**SOURCE DATA:**
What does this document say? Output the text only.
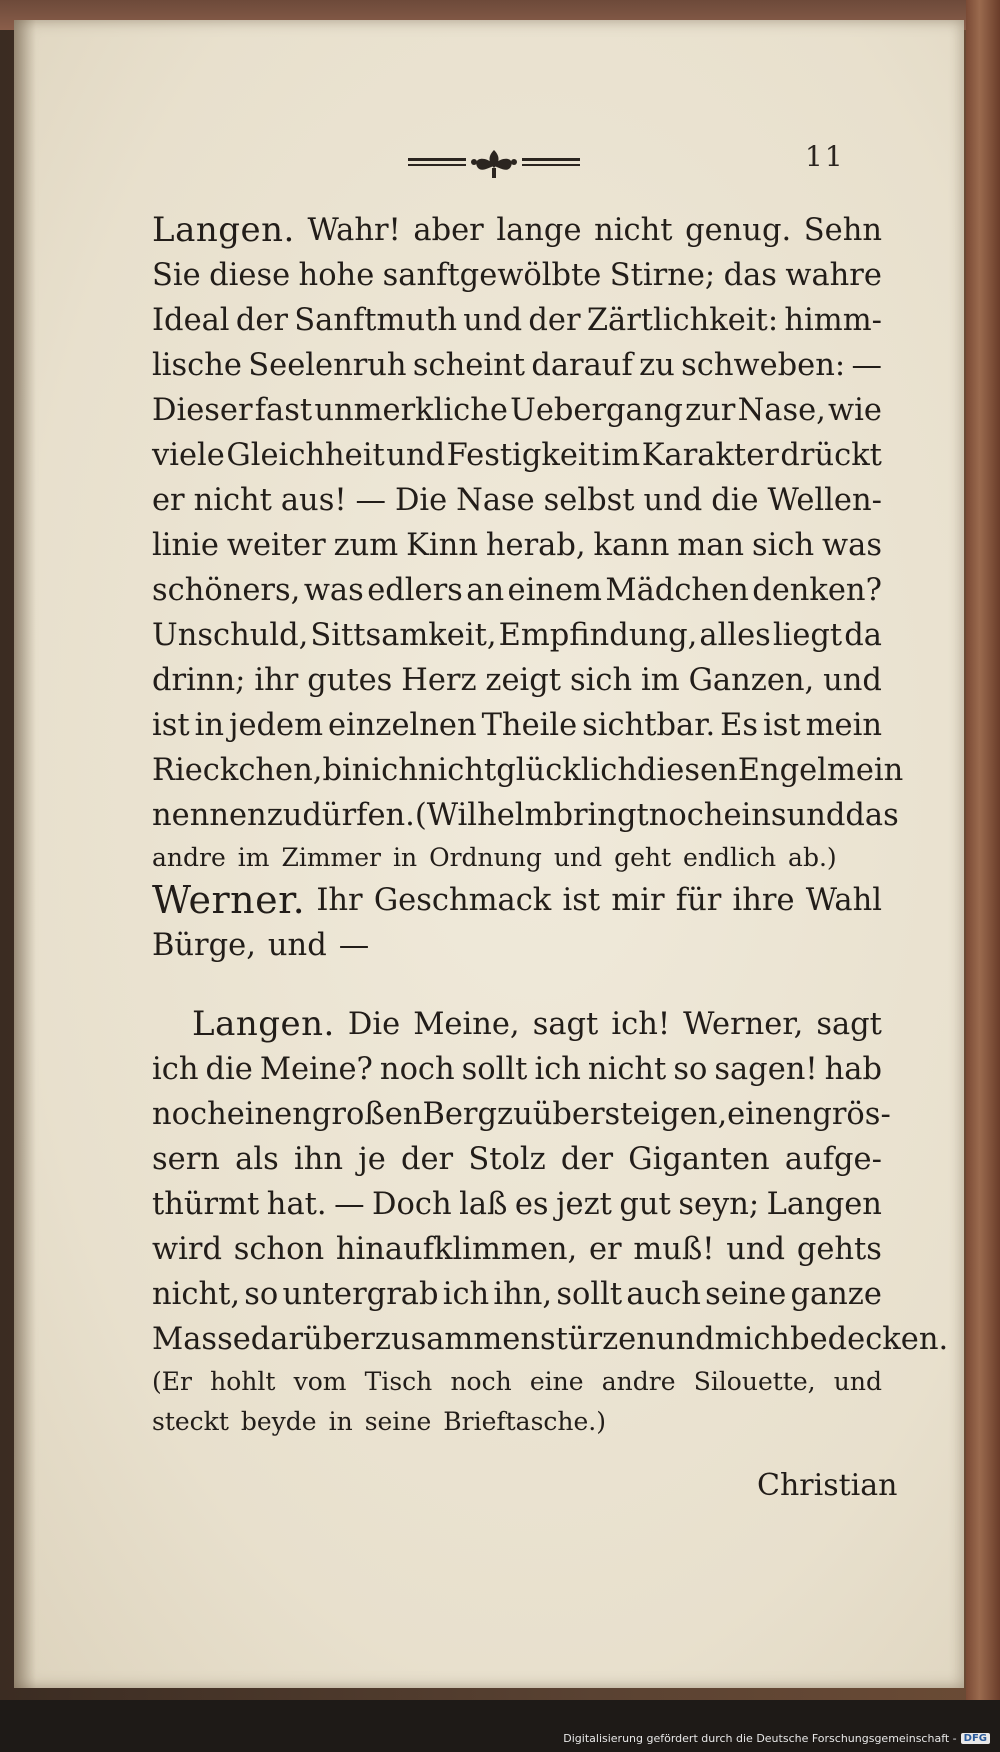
11
Langen. Wahr! aber lange nicht genug. Sehn
Sie diese hohe sanftgewölbte Stirne; das wahre
Ideal der Sanftmuth und der Zärtlichkeit: himm-
lische Seelenruh scheint darauf zu schweben: —
Dieser fast unmerkliche Uebergang zur Nase, wie
viele Gleichheit und Festigkeit im Karakter drückt
er nicht aus! — Die Nase selbst und die Wellen-
linie weiter zum Kinn herab, kann man sich was
schöners, was edlers an einem Mädchen denken?
Unschuld, Sittsamkeit, Empfindung, alles liegt da
drinn; ihr gutes Herz zeigt sich im Ganzen, und
ist in jedem einzelnen Theile sichtbar. Es ist mein
Rieckchen, bin ich nicht glücklich diesen Engel mein
nennen zu dürfen. (Wilhelm bringt noch eins und das
andre im Zimmer in Ordnung und geht endlich ab.)
Werner. Ihr Geschmack ist mir für ihre Wahl
Bürge, und —
Langen. Die Meine, sagt ich! Werner, sagt
ich die Meine? noch sollt ich nicht so sagen! hab
noch einen großen Berg zu übersteigen, einen grös-
sern als ihn je der Stolz der Giganten aufge-
thürmt hat. — Doch laß es jezt gut seyn; Langen
wird schon hinaufklimmen, er muß! und gehts
nicht, so untergrab ich ihn, sollt auch seine ganze
Masse darüber zusammenstürzen und mich bedecken.
(Er hohlt vom Tisch noch eine andre Silouette, und
steckt beyde in seine Brieftasche.)
Christian
Digitalisierung gefördert durch die Deutsche Forschungsgemeinschaft - DFG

**EXERCISE TASK:** Look through the entries and return every line where "Meine" appears.

**SOLUTION TO THIS PROBLEM:**
Langen. Die Meine, sagt ich! Werner, sagt
ich die Meine? noch sollt ich nicht so sagen! hab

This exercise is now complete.